• WHAT TO DO: Reproduce all of the records exactly.

-=-=-

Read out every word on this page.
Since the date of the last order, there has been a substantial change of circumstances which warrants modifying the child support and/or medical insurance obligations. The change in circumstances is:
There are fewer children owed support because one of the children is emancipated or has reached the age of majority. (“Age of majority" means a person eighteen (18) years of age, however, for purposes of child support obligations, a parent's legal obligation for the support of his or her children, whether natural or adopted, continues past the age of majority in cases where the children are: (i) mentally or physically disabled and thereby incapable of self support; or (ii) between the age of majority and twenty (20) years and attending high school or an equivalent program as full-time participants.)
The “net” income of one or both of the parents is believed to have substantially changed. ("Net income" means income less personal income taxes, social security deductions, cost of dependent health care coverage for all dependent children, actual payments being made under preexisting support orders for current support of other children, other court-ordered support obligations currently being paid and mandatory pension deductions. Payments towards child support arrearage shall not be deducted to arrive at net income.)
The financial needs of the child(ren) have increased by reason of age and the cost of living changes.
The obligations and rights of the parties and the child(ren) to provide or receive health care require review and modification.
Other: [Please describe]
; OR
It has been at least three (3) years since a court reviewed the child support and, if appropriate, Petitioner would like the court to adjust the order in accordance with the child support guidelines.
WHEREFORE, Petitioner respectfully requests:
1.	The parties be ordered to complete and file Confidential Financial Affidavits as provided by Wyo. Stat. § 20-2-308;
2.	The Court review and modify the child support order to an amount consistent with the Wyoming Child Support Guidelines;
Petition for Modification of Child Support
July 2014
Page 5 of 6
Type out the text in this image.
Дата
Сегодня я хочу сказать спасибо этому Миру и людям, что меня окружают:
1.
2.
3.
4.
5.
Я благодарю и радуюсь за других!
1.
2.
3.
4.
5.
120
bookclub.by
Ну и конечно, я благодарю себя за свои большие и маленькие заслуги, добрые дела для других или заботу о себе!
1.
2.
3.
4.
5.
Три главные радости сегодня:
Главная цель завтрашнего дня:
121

-=-=-

• ANSWER TO THE PROBLEM:
Read out every word on this page.
Since the date of the last order, there has been a substantial change of circumstances which warrants modifying the child support and/or medical insurance obligations. The change in circumstances is:
There are fewer children owed support because one of the children is emancipated or has reached the age of majority. (“Age of majority" means a person eighteen (18) years of age, however, for purposes of child support obligations, a parent's legal obligation for the support of his or her children, whether natural or adopted, continues past the age of majority in cases where the children are: (i) mentally or physically disabled and thereby incapable of self support; or (ii) between the age of majority and twenty (20) years and attending high school or an equivalent program as full-time participants.)
The “net” income of one or both of the parents is believed to have substantially changed. ("Net income" means income less personal income taxes, social security deductions, cost of dependent health care coverage for all dependent children, actual payments being made under preexisting support orders for current support of other children, other court-ordered support obligations currently being paid and mandatory pension deductions. Payments towards child support arrearage shall not be deducted to arrive at net income.)
The financial needs of the child(ren) have increased by reason of age and the cost of living changes.
The obligations and rights of the parties and the child(ren) to provide or receive health care require review and modification.
Other: [Please describe]
; OR
It has been at least three (3) years since a court reviewed the child support and, if appropriate, Petitioner would like the court to adjust the order in accordance with the child support guidelines.
WHEREFORE, Petitioner respectfully requests:
1.	The parties be ordered to complete and file Confidential Financial Affidavits as provided by Wyo. Stat. § 20-2-308;
2.	The Court review and modify the child support order to an amount consistent with the Wyoming Child Support Guidelines;
Petition for Modification of Child Support
July 2014
Page 5 of 6
Type out the text in this image.
Дата
Сегодня я хочу сказать спасибо этому Миру и людям, что меня окружают:
1.
2.
3.
4.
5.
Я благодарю и радуюсь за других!
1.
2.
3.
4.
5.
120
bookclub.by
Ну и конечно, я благодарю себя за свои большие и маленькие заслуги, добрые дела для других или заботу о себе!
1.
2.
3.
4.
5.
Три главные радости сегодня:
Главная цель завтрашнего дня:
121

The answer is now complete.